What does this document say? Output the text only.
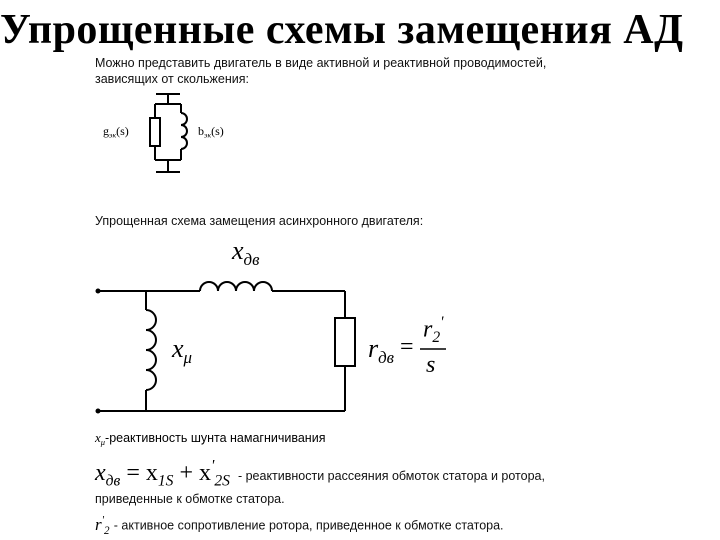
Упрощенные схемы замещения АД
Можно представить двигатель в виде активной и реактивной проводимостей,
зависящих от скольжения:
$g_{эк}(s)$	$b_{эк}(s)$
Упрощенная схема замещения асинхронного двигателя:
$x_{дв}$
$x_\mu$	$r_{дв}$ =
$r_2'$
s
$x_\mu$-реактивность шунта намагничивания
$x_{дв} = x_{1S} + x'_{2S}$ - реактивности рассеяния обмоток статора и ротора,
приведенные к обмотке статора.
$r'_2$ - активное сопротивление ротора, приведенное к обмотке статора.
━━━━━━━━━━━━━━━━
* _WHAT NEEDS TO BE DONE_: Look through the data above. Each line containing the word "ротора" needs to be copied.

* _OUTPUT_:
$x_{дв} = x_{1S} + x'_{2S}$ - реактивности рассеяния обмоток статора и ротора,
$r'_2$ - активное сопротивление ротора, приведенное к обмотке статора.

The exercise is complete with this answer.